RECORD SET
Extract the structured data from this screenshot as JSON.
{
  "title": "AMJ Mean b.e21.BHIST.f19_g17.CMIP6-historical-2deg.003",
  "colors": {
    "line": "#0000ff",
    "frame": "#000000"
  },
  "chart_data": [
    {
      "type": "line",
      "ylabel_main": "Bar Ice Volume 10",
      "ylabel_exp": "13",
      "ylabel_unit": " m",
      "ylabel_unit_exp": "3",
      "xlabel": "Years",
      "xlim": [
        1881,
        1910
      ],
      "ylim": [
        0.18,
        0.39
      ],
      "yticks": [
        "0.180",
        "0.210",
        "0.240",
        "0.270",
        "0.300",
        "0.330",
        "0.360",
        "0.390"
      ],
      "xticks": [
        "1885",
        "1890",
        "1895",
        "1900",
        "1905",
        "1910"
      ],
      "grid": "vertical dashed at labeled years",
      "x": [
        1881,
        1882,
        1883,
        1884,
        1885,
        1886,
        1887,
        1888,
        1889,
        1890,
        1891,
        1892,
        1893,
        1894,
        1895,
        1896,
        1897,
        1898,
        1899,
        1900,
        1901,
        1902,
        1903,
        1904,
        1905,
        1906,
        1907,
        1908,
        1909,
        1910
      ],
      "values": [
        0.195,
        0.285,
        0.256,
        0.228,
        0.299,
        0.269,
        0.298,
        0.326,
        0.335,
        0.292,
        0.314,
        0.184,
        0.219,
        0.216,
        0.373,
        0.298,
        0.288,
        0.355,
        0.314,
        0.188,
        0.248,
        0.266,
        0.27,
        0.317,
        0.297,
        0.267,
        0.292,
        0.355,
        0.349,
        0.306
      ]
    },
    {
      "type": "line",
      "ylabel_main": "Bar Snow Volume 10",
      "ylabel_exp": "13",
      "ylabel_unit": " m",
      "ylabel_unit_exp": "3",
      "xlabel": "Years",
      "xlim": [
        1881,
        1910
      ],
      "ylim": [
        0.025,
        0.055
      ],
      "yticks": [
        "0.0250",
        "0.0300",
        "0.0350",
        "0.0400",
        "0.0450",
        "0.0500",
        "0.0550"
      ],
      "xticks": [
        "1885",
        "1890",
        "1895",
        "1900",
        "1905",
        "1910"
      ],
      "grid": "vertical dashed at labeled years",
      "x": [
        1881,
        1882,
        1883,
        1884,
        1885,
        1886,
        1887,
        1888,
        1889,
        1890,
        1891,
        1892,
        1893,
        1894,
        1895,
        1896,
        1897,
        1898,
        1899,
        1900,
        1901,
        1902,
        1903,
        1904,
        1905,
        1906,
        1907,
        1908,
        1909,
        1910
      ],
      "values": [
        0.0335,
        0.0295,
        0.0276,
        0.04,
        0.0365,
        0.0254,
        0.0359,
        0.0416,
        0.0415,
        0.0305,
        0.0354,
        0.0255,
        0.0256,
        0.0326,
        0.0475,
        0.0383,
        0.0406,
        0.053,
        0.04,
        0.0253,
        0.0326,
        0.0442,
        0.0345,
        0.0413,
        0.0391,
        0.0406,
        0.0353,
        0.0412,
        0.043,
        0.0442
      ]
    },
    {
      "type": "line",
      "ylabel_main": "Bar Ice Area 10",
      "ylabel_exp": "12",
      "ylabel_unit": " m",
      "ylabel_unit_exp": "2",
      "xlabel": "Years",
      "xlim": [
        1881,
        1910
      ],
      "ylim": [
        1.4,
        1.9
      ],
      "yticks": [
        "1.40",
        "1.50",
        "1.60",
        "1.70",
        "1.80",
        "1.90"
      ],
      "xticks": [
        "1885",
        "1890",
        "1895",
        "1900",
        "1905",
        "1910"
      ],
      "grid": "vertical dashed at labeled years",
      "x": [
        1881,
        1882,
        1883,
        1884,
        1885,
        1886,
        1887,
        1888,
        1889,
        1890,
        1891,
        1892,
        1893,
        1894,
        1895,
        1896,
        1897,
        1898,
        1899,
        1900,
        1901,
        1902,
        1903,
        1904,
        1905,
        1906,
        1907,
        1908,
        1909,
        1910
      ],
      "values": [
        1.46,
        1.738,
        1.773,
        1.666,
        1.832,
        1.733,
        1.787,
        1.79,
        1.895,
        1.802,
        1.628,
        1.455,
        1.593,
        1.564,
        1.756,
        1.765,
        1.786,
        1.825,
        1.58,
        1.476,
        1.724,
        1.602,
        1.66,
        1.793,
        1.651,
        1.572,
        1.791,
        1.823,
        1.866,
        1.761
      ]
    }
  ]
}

SET TASK
Return the lines above exactly, keeping every word.

EXERCISE SOLUTION
Extract the structured data from this screenshot as JSON.
{
  "title": "AMJ Mean b.e21.BHIST.f19_g17.CMIP6-historical-2deg.003",
  "colors": {
    "line": "#0000ff",
    "frame": "#000000"
  },
  "chart_data": [
    {
      "type": "line",
      "ylabel_main": "Bar Ice Volume 10",
      "ylabel_exp": "13",
      "ylabel_unit": " m",
      "ylabel_unit_exp": "3",
      "xlabel": "Years",
      "xlim": [
        1881,
        1910
      ],
      "ylim": [
        0.18,
        0.39
      ],
      "yticks": [
        "0.180",
        "0.210",
        "0.240",
        "0.270",
        "0.300",
        "0.330",
        "0.360",
        "0.390"
      ],
      "xticks": [
        "1885",
        "1890",
        "1895",
        "1900",
        "1905",
        "1910"
      ],
      "grid": "vertical dashed at labeled years",
      "x": [
        1881,
        1882,
        1883,
        1884,
        1885,
        1886,
        1887,
        1888,
        1889,
        1890,
        1891,
        1892,
        1893,
        1894,
        1895,
        1896,
        1897,
        1898,
        1899,
        1900,
        1901,
        1902,
        1903,
        1904,
        1905,
        1906,
        1907,
        1908,
        1909,
        1910
      ],
      "values": [
        0.195,
        0.285,
        0.256,
        0.228,
        0.299,
        0.269,
        0.298,
        0.326,
        0.335,
        0.292,
        0.314,
        0.184,
        0.219,
        0.216,
        0.373,
        0.298,
        0.288,
        0.355,
        0.314,
        0.188,
        0.248,
        0.266,
        0.27,
        0.317,
        0.297,
        0.267,
        0.292,
        0.355,
        0.349,
        0.306
      ]
    },
    {
      "type": "line",
      "ylabel_main": "Bar Snow Volume 10",
      "ylabel_exp": "13",
      "ylabel_unit": " m",
      "ylabel_unit_exp": "3",
      "xlabel": "Years",
      "xlim": [
        1881,
        1910
      ],
      "ylim": [
        0.025,
        0.055
      ],
      "yticks": [
        "0.0250",
        "0.0300",
        "0.0350",
        "0.0400",
        "0.0450",
        "0.0500",
        "0.0550"
      ],
      "xticks": [
        "1885",
        "1890",
        "1895",
        "1900",
        "1905",
        "1910"
      ],
      "grid": "vertical dashed at labeled years",
      "x": [
        1881,
        1882,
        1883,
        1884,
        1885,
        1886,
        1887,
        1888,
        1889,
        1890,
        1891,
        1892,
        1893,
        1894,
        1895,
        1896,
        1897,
        1898,
        1899,
        1900,
        1901,
        1902,
        1903,
        1904,
        1905,
        1906,
        1907,
        1908,
        1909,
        1910
      ],
      "values": [
        0.0335,
        0.0295,
        0.0276,
        0.04,
        0.0365,
        0.0254,
        0.0359,
        0.0416,
        0.0415,
        0.0305,
        0.0354,
        0.0255,
        0.0256,
        0.0326,
        0.0475,
        0.0383,
        0.0406,
        0.053,
        0.04,
        0.0253,
        0.0326,
        0.0442,
        0.0345,
        0.0413,
        0.0391,
        0.0406,
        0.0353,
        0.0412,
        0.043,
        0.0442
      ]
    },
    {
      "type": "line",
      "ylabel_main": "Bar Ice Area 10",
      "ylabel_exp": "12",
      "ylabel_unit": " m",
      "ylabel_unit_exp": "2",
      "xlabel": "Years",
      "xlim": [
        1881,
        1910
      ],
      "ylim": [
        1.4,
        1.9
      ],
      "yticks": [
        "1.40",
        "1.50",
        "1.60",
        "1.70",
        "1.80",
        "1.90"
      ],
      "xticks": [
        "1885",
        "1890",
        "1895",
        "1900",
        "1905",
        "1910"
      ],
      "grid": "vertical dashed at labeled years",
      "x": [
        1881,
        1882,
        1883,
        1884,
        1885,
        1886,
        1887,
        1888,
        1889,
        1890,
        1891,
        1892,
        1893,
        1894,
        1895,
        1896,
        1897,
        1898,
        1899,
        1900,
        1901,
        1902,
        1903,
        1904,
        1905,
        1906,
        1907,
        1908,
        1909,
        1910
      ],
      "values": [
        1.46,
        1.738,
        1.773,
        1.666,
        1.832,
        1.733,
        1.787,
        1.79,
        1.895,
        1.802,
        1.628,
        1.455,
        1.593,
        1.564,
        1.756,
        1.765,
        1.786,
        1.825,
        1.58,
        1.476,
        1.724,
        1.602,
        1.66,
        1.793,
        1.651,
        1.572,
        1.791,
        1.823,
        1.866,
        1.761
      ]
    }
  ]
}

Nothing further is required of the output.